■ Short exercise
Go through the records underneath and write each one out again exactly.

— Begin —

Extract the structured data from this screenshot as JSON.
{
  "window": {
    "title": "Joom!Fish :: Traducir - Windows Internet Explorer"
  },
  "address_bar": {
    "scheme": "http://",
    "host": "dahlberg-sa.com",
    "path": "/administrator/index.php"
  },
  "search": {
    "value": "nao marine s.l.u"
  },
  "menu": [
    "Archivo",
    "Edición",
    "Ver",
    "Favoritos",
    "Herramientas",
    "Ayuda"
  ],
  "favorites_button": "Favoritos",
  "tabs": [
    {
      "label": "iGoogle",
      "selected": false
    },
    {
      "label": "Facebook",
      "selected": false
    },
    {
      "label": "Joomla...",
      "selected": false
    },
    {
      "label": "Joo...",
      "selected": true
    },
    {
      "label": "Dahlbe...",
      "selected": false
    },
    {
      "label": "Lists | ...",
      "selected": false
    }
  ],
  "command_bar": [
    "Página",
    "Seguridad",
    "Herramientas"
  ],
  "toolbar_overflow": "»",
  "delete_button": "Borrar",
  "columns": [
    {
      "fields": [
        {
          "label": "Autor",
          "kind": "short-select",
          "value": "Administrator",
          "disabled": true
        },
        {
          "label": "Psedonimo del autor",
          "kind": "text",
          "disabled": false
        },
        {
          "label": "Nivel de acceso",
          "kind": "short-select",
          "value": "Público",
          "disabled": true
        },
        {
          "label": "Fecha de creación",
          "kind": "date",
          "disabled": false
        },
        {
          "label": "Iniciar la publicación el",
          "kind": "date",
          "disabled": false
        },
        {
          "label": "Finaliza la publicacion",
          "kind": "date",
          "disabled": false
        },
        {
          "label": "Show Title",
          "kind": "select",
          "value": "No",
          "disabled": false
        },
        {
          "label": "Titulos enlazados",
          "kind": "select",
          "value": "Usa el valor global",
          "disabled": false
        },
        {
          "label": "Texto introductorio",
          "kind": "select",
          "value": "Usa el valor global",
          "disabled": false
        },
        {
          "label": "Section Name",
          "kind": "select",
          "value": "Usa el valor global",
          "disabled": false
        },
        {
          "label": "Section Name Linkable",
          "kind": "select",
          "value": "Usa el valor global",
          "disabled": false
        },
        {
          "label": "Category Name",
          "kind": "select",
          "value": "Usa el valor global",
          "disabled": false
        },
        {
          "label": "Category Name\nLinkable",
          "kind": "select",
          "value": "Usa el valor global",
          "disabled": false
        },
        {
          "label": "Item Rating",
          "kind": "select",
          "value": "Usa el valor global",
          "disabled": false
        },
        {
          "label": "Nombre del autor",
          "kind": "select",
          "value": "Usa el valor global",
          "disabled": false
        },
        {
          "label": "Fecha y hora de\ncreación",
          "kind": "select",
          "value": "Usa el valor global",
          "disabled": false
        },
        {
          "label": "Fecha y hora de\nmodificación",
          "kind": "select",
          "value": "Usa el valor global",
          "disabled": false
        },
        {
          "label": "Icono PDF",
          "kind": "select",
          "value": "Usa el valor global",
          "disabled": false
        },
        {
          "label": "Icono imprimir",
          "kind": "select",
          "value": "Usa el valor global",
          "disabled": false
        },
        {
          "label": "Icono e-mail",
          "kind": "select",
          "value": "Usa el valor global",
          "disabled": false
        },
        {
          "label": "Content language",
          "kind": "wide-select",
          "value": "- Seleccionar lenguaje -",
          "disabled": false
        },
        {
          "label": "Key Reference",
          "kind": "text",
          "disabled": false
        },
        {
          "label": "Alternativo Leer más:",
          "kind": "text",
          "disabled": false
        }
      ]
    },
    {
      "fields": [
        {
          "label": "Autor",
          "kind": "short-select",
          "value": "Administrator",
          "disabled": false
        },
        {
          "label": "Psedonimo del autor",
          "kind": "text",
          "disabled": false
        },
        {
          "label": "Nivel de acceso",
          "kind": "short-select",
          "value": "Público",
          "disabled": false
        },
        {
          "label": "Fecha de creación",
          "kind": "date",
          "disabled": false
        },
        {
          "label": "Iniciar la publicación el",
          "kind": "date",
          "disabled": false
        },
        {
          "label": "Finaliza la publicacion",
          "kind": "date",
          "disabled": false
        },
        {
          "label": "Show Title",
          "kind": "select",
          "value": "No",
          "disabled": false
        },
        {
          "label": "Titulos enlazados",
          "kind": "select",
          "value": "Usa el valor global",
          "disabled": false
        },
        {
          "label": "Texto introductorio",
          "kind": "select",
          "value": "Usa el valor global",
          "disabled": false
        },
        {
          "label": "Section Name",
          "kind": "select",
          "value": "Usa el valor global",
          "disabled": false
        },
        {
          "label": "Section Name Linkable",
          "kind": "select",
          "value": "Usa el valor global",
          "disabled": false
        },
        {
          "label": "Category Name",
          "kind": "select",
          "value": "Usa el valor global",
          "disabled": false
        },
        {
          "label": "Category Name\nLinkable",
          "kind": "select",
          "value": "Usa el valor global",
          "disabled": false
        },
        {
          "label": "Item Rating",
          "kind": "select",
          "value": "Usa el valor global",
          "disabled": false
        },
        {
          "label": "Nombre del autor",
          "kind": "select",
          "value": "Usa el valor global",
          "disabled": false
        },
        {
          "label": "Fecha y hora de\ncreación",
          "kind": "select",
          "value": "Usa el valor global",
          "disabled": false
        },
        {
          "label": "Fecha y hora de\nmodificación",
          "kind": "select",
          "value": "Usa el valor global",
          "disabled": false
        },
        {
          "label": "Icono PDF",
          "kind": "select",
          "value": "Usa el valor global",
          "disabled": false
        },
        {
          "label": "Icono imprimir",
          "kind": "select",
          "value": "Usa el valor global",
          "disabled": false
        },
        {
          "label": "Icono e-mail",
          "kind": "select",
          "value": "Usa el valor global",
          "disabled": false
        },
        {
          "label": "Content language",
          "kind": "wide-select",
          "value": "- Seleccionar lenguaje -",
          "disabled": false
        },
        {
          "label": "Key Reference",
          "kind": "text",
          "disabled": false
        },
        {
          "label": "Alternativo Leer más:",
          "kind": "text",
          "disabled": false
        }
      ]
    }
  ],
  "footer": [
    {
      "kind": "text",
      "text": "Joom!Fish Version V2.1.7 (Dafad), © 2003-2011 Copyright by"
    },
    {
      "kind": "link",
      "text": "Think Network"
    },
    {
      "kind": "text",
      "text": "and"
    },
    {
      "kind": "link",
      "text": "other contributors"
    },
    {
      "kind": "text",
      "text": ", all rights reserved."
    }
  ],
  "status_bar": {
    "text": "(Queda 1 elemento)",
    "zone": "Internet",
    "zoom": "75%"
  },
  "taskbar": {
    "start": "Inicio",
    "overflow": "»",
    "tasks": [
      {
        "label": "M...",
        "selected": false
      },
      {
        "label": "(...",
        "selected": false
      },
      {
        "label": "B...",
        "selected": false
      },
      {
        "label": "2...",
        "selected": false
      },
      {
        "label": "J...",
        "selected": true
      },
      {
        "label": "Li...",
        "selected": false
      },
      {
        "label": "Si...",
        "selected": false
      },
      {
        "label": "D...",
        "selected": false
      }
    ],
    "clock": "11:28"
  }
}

— End —

■ Result for this task
Extract the structured data from this screenshot as JSON.
{
  "window": {
    "title": "Joom!Fish :: Traducir - Windows Internet Explorer"
  },
  "address_bar": {
    "scheme": "http://",
    "host": "dahlberg-sa.com",
    "path": "/administrator/index.php"
  },
  "search": {
    "value": "nao marine s.l.u"
  },
  "menu": [
    "Archivo",
    "Edición",
    "Ver",
    "Favoritos",
    "Herramientas",
    "Ayuda"
  ],
  "favorites_button": "Favoritos",
  "tabs": [
    {
      "label": "iGoogle",
      "selected": false
    },
    {
      "label": "Facebook",
      "selected": false
    },
    {
      "label": "Joomla...",
      "selected": false
    },
    {
      "label": "Joo...",
      "selected": true
    },
    {
      "label": "Dahlbe...",
      "selected": false
    },
    {
      "label": "Lists | ...",
      "selected": false
    }
  ],
  "command_bar": [
    "Página",
    "Seguridad",
    "Herramientas"
  ],
  "toolbar_overflow": "»",
  "delete_button": "Borrar",
  "columns": [
    {
      "fields": [
        {
          "label": "Autor",
          "kind": "short-select",
          "value": "Administrator",
          "disabled": true
        },
        {
          "label": "Psedonimo del autor",
          "kind": "text",
          "disabled": false
        },
        {
          "label": "Nivel de acceso",
          "kind": "short-select",
          "value": "Público",
          "disabled": true
        },
        {
          "label": "Fecha de creación",
          "kind": "date",
          "disabled": false
        },
        {
          "label": "Iniciar la publicación el",
          "kind": "date",
          "disabled": false
        },
        {
          "label": "Finaliza la publicacion",
          "kind": "date",
          "disabled": false
        },
        {
          "label": "Show Title",
          "kind": "select",
          "value": "No",
          "disabled": false
        },
        {
          "label": "Titulos enlazados",
          "kind": "select",
          "value": "Usa el valor global",
          "disabled": false
        },
        {
          "label": "Texto introductorio",
          "kind": "select",
          "value": "Usa el valor global",
          "disabled": false
        },
        {
          "label": "Section Name",
          "kind": "select",
          "value": "Usa el valor global",
          "disabled": false
        },
        {
          "label": "Section Name Linkable",
          "kind": "select",
          "value": "Usa el valor global",
          "disabled": false
        },
        {
          "label": "Category Name",
          "kind": "select",
          "value": "Usa el valor global",
          "disabled": false
        },
        {
          "label": "Category Name\nLinkable",
          "kind": "select",
          "value": "Usa el valor global",
          "disabled": false
        },
        {
          "label": "Item Rating",
          "kind": "select",
          "value": "Usa el valor global",
          "disabled": false
        },
        {
          "label": "Nombre del autor",
          "kind": "select",
          "value": "Usa el valor global",
          "disabled": false
        },
        {
          "label": "Fecha y hora de\ncreación",
          "kind": "select",
          "value": "Usa el valor global",
          "disabled": false
        },
        {
          "label": "Fecha y hora de\nmodificación",
          "kind": "select",
          "value": "Usa el valor global",
          "disabled": false
        },
        {
          "label": "Icono PDF",
          "kind": "select",
          "value": "Usa el valor global",
          "disabled": false
        },
        {
          "label": "Icono imprimir",
          "kind": "select",
          "value": "Usa el valor global",
          "disabled": false
        },
        {
          "label": "Icono e-mail",
          "kind": "select",
          "value": "Usa el valor global",
          "disabled": false
        },
        {
          "label": "Content language",
          "kind": "wide-select",
          "value": "- Seleccionar lenguaje -",
          "disabled": false
        },
        {
          "label": "Key Reference",
          "kind": "text",
          "disabled": false
        },
        {
          "label": "Alternativo Leer más:",
          "kind": "text",
          "disabled": false
        }
      ]
    },
    {
      "fields": [
        {
          "label": "Autor",
          "kind": "short-select",
          "value": "Administrator",
          "disabled": false
        },
        {
          "label": "Psedonimo del autor",
          "kind": "text",
          "disabled": false
        },
        {
          "label": "Nivel de acceso",
          "kind": "short-select",
          "value": "Público",
          "disabled": false
        },
        {
          "label": "Fecha de creación",
          "kind": "date",
          "disabled": false
        },
        {
          "label": "Iniciar la publicación el",
          "kind": "date",
          "disabled": false
        },
        {
          "label": "Finaliza la publicacion",
          "kind": "date",
          "disabled": false
        },
        {
          "label": "Show Title",
          "kind": "select",
          "value": "No",
          "disabled": false
        },
        {
          "label": "Titulos enlazados",
          "kind": "select",
          "value": "Usa el valor global",
          "disabled": false
        },
        {
          "label": "Texto introductorio",
          "kind": "select",
          "value": "Usa el valor global",
          "disabled": false
        },
        {
          "label": "Section Name",
          "kind": "select",
          "value": "Usa el valor global",
          "disabled": false
        },
        {
          "label": "Section Name Linkable",
          "kind": "select",
          "value": "Usa el valor global",
          "disabled": false
        },
        {
          "label": "Category Name",
          "kind": "select",
          "value": "Usa el valor global",
          "disabled": false
        },
        {
          "label": "Category Name\nLinkable",
          "kind": "select",
          "value": "Usa el valor global",
          "disabled": false
        },
        {
          "label": "Item Rating",
          "kind": "select",
          "value": "Usa el valor global",
          "disabled": false
        },
        {
          "label": "Nombre del autor",
          "kind": "select",
          "value": "Usa el valor global",
          "disabled": false
        },
        {
          "label": "Fecha y hora de\ncreación",
          "kind": "select",
          "value": "Usa el valor global",
          "disabled": false
        },
        {
          "label": "Fecha y hora de\nmodificación",
          "kind": "select",
          "value": "Usa el valor global",
          "disabled": false
        },
        {
          "label": "Icono PDF",
          "kind": "select",
          "value": "Usa el valor global",
          "disabled": false
        },
        {
          "label": "Icono imprimir",
          "kind": "select",
          "value": "Usa el valor global",
          "disabled": false
        },
        {
          "label": "Icono e-mail",
          "kind": "select",
          "value": "Usa el valor global",
          "disabled": false
        },
        {
          "label": "Content language",
          "kind": "wide-select",
          "value": "- Seleccionar lenguaje -",
          "disabled": false
        },
        {
          "label": "Key Reference",
          "kind": "text",
          "disabled": false
        },
        {
          "label": "Alternativo Leer más:",
          "kind": "text",
          "disabled": false
        }
      ]
    }
  ],
  "footer": [
    {
      "kind": "text",
      "text": "Joom!Fish Version V2.1.7 (Dafad), © 2003-2011 Copyright by"
    },
    {
      "kind": "link",
      "text": "Think Network"
    },
    {
      "kind": "text",
      "text": "and"
    },
    {
      "kind": "link",
      "text": "other contributors"
    },
    {
      "kind": "text",
      "text": ", all rights reserved."
    }
  ],
  "status_bar": {
    "text": "(Queda 1 elemento)",
    "zone": "Internet",
    "zoom": "75%"
  },
  "taskbar": {
    "start": "Inicio",
    "overflow": "»",
    "tasks": [
      {
        "label": "M...",
        "selected": false
      },
      {
        "label": "(...",
        "selected": false
      },
      {
        "label": "B...",
        "selected": false
      },
      {
        "label": "2...",
        "selected": false
      },
      {
        "label": "J...",
        "selected": true
      },
      {
        "label": "Li...",
        "selected": false
      },
      {
        "label": "Si...",
        "selected": false
      },
      {
        "label": "D...",
        "selected": false
      }
    ],
    "clock": "11:28"
  }
}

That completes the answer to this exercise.